-------- Information given --------
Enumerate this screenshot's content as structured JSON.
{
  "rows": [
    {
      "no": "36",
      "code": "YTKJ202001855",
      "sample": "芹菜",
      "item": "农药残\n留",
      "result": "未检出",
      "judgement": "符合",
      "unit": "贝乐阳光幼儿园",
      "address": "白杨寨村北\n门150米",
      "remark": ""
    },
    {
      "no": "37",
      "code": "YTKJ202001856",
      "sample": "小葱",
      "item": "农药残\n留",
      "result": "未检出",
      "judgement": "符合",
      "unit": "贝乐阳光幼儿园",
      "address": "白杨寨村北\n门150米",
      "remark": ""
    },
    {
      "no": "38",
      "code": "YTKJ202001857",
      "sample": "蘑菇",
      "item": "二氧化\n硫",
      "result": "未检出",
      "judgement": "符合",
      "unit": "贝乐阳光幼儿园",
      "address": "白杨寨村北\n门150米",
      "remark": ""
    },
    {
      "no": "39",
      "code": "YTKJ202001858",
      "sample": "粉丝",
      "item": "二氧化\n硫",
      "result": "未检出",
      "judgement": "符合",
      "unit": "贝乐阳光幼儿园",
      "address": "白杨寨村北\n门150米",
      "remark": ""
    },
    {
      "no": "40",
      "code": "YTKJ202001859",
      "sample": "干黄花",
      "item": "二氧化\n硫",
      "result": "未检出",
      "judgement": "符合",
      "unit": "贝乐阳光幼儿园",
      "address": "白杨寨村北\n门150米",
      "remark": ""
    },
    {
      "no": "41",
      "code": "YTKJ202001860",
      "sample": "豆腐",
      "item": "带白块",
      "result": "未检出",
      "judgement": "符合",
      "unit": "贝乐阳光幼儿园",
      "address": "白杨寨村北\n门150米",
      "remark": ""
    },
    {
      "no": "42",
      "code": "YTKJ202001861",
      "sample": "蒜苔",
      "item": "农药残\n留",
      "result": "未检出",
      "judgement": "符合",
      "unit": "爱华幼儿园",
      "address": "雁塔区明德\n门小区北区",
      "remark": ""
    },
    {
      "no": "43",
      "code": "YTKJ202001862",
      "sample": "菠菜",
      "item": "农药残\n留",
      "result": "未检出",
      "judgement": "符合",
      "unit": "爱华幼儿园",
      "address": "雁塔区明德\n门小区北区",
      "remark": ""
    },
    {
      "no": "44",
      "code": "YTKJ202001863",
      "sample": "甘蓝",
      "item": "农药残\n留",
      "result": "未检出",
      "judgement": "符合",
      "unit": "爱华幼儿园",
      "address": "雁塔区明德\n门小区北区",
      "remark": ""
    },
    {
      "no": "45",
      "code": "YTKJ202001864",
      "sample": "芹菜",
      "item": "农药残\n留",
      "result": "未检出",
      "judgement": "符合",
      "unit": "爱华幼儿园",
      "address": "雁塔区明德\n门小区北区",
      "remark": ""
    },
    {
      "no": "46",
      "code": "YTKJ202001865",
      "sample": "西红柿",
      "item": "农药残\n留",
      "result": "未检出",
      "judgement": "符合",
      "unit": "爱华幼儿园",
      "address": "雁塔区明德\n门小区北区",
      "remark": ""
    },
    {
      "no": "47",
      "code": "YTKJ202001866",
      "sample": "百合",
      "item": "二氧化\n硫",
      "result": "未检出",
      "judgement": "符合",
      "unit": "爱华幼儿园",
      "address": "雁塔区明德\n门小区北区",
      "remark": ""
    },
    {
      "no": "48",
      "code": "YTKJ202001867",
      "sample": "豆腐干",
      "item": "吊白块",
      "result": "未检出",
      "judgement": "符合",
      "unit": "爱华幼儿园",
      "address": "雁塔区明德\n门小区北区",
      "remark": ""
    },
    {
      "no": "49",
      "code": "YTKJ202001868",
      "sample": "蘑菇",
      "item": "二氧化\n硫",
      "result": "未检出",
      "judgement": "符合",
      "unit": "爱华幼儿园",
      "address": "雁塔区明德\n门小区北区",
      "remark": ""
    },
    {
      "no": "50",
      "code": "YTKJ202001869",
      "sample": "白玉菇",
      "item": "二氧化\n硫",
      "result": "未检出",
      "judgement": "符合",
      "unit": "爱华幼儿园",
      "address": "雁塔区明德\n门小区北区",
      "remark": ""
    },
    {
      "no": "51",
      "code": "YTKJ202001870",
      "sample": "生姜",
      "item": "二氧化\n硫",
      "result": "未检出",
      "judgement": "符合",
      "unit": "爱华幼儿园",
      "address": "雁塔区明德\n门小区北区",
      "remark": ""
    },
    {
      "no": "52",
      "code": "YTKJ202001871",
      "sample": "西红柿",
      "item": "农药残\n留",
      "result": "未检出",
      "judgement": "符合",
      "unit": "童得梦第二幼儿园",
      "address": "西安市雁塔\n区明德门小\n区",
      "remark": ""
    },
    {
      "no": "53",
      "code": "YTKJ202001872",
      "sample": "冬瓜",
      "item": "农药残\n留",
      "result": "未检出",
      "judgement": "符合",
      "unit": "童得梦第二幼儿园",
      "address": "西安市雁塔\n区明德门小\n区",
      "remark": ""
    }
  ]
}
--------
* Job:
Return every record, word for word.

* Output for this exercise:
Enumerate this screenshot's content as structured JSON.
{
  "rows": [
    {
      "no": "36",
      "code": "YTKJ202001855",
      "sample": "芹菜",
      "item": "农药残\n留",
      "result": "未检出",
      "judgement": "符合",
      "unit": "贝乐阳光幼儿园",
      "address": "白杨寨村北\n门150米",
      "remark": ""
    },
    {
      "no": "37",
      "code": "YTKJ202001856",
      "sample": "小葱",
      "item": "农药残\n留",
      "result": "未检出",
      "judgement": "符合",
      "unit": "贝乐阳光幼儿园",
      "address": "白杨寨村北\n门150米",
      "remark": ""
    },
    {
      "no": "38",
      "code": "YTKJ202001857",
      "sample": "蘑菇",
      "item": "二氧化\n硫",
      "result": "未检出",
      "judgement": "符合",
      "unit": "贝乐阳光幼儿园",
      "address": "白杨寨村北\n门150米",
      "remark": ""
    },
    {
      "no": "39",
      "code": "YTKJ202001858",
      "sample": "粉丝",
      "item": "二氧化\n硫",
      "result": "未检出",
      "judgement": "符合",
      "unit": "贝乐阳光幼儿园",
      "address": "白杨寨村北\n门150米",
      "remark": ""
    },
    {
      "no": "40",
      "code": "YTKJ202001859",
      "sample": "干黄花",
      "item": "二氧化\n硫",
      "result": "未检出",
      "judgement": "符合",
      "unit": "贝乐阳光幼儿园",
      "address": "白杨寨村北\n门150米",
      "remark": ""
    },
    {
      "no": "41",
      "code": "YTKJ202001860",
      "sample": "豆腐",
      "item": "带白块",
      "result": "未检出",
      "judgement": "符合",
      "unit": "贝乐阳光幼儿园",
      "address": "白杨寨村北\n门150米",
      "remark": ""
    },
    {
      "no": "42",
      "code": "YTKJ202001861",
      "sample": "蒜苔",
      "item": "农药残\n留",
      "result": "未检出",
      "judgement": "符合",
      "unit": "爱华幼儿园",
      "address": "雁塔区明德\n门小区北区",
      "remark": ""
    },
    {
      "no": "43",
      "code": "YTKJ202001862",
      "sample": "菠菜",
      "item": "农药残\n留",
      "result": "未检出",
      "judgement": "符合",
      "unit": "爱华幼儿园",
      "address": "雁塔区明德\n门小区北区",
      "remark": ""
    },
    {
      "no": "44",
      "code": "YTKJ202001863",
      "sample": "甘蓝",
      "item": "农药残\n留",
      "result": "未检出",
      "judgement": "符合",
      "unit": "爱华幼儿园",
      "address": "雁塔区明德\n门小区北区",
      "remark": ""
    },
    {
      "no": "45",
      "code": "YTKJ202001864",
      "sample": "芹菜",
      "item": "农药残\n留",
      "result": "未检出",
      "judgement": "符合",
      "unit": "爱华幼儿园",
      "address": "雁塔区明德\n门小区北区",
      "remark": ""
    },
    {
      "no": "46",
      "code": "YTKJ202001865",
      "sample": "西红柿",
      "item": "农药残\n留",
      "result": "未检出",
      "judgement": "符合",
      "unit": "爱华幼儿园",
      "address": "雁塔区明德\n门小区北区",
      "remark": ""
    },
    {
      "no": "47",
      "code": "YTKJ202001866",
      "sample": "百合",
      "item": "二氧化\n硫",
      "result": "未检出",
      "judgement": "符合",
      "unit": "爱华幼儿园",
      "address": "雁塔区明德\n门小区北区",
      "remark": ""
    },
    {
      "no": "48",
      "code": "YTKJ202001867",
      "sample": "豆腐干",
      "item": "吊白块",
      "result": "未检出",
      "judgement": "符合",
      "unit": "爱华幼儿园",
      "address": "雁塔区明德\n门小区北区",
      "remark": ""
    },
    {
      "no": "49",
      "code": "YTKJ202001868",
      "sample": "蘑菇",
      "item": "二氧化\n硫",
      "result": "未检出",
      "judgement": "符合",
      "unit": "爱华幼儿园",
      "address": "雁塔区明德\n门小区北区",
      "remark": ""
    },
    {
      "no": "50",
      "code": "YTKJ202001869",
      "sample": "白玉菇",
      "item": "二氧化\n硫",
      "result": "未检出",
      "judgement": "符合",
      "unit": "爱华幼儿园",
      "address": "雁塔区明德\n门小区北区",
      "remark": ""
    },
    {
      "no": "51",
      "code": "YTKJ202001870",
      "sample": "生姜",
      "item": "二氧化\n硫",
      "result": "未检出",
      "judgement": "符合",
      "unit": "爱华幼儿园",
      "address": "雁塔区明德\n门小区北区",
      "remark": ""
    },
    {
      "no": "52",
      "code": "YTKJ202001871",
      "sample": "西红柿",
      "item": "农药残\n留",
      "result": "未检出",
      "judgement": "符合",
      "unit": "童得梦第二幼儿园",
      "address": "西安市雁塔\n区明德门小\n区",
      "remark": ""
    },
    {
      "no": "53",
      "code": "YTKJ202001872",
      "sample": "冬瓜",
      "item": "农药残\n留",
      "result": "未检出",
      "judgement": "符合",
      "unit": "童得梦第二幼儿园",
      "address": "西安市雁塔\n区明德门小\n区",
      "remark": ""
    }
  ]
}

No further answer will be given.